● DIRECTION
Copy out all lines where "year" appears.

Saved entries:
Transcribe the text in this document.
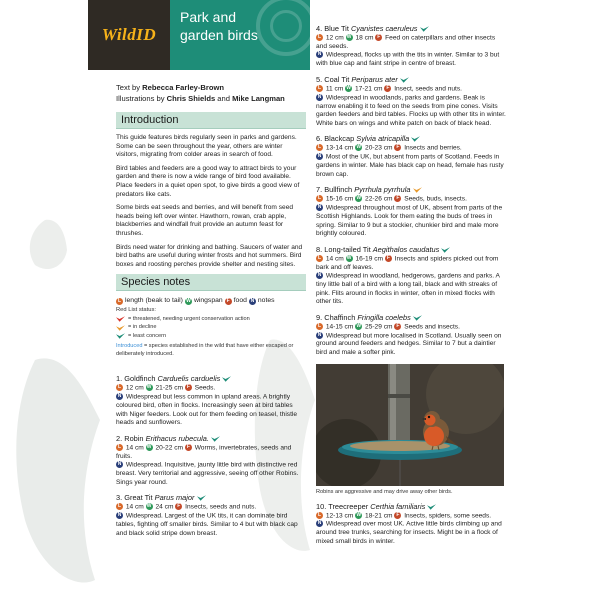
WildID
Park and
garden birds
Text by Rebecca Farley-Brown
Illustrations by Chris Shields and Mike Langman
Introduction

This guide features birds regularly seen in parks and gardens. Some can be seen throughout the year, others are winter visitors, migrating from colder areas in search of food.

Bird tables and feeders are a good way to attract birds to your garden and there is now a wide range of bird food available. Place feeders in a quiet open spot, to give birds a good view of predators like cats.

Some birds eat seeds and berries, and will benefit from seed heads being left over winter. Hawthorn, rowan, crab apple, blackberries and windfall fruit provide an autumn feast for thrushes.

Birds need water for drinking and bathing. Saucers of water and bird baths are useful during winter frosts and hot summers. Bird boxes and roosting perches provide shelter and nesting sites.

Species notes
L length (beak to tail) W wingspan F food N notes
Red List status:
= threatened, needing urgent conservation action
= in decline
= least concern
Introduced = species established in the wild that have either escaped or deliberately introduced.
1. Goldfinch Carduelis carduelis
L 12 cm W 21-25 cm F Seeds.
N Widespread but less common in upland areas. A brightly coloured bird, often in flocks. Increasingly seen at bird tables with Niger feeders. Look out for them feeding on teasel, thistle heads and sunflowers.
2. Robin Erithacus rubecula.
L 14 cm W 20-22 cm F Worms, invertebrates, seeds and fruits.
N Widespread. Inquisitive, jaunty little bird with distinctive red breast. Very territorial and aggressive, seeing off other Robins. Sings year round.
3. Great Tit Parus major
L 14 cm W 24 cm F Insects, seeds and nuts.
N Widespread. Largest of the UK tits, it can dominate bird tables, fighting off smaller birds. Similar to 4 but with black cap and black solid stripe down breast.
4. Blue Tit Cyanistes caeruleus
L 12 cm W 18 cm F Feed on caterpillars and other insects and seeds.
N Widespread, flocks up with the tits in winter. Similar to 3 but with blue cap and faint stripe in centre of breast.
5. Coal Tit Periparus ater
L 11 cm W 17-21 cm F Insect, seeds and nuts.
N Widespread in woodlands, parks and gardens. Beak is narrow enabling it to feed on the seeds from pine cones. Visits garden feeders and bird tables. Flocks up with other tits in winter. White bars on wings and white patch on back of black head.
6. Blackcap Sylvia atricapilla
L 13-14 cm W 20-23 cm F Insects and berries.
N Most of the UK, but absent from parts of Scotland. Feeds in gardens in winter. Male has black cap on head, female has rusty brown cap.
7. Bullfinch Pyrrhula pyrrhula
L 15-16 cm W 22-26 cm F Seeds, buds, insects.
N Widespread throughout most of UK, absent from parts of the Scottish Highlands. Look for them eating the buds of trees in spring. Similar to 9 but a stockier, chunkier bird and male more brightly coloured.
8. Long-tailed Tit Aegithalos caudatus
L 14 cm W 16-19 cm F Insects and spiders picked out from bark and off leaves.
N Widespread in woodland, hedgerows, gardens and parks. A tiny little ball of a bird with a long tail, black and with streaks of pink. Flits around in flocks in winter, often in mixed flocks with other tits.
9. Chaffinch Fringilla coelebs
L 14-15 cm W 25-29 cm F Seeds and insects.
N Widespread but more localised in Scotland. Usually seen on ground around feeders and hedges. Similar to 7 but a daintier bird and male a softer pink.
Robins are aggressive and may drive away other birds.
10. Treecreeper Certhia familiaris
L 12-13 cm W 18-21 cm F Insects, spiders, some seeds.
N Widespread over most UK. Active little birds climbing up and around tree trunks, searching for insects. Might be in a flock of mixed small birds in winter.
--
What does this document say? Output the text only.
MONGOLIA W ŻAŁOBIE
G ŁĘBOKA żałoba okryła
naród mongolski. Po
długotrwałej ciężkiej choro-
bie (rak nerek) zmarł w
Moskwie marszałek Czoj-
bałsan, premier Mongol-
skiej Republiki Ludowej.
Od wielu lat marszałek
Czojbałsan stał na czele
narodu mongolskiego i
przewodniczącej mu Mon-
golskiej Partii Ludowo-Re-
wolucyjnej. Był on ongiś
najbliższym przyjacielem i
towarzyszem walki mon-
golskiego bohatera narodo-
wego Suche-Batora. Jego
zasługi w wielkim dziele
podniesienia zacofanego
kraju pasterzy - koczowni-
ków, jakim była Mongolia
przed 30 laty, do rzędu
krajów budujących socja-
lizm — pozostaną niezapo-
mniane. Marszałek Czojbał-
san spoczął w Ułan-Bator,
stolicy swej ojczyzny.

● EXERCISE SOLUTION
This guide features birds regularly seen in parks and gardens. Some can be seen throughout the year, others are winter visitors, migrating from colder areas in search of food.
N Widespread. Inquisitive, jaunty little bird with distinctive red breast. Very territorial and aggressive, seeing off other Robins. Sings year round.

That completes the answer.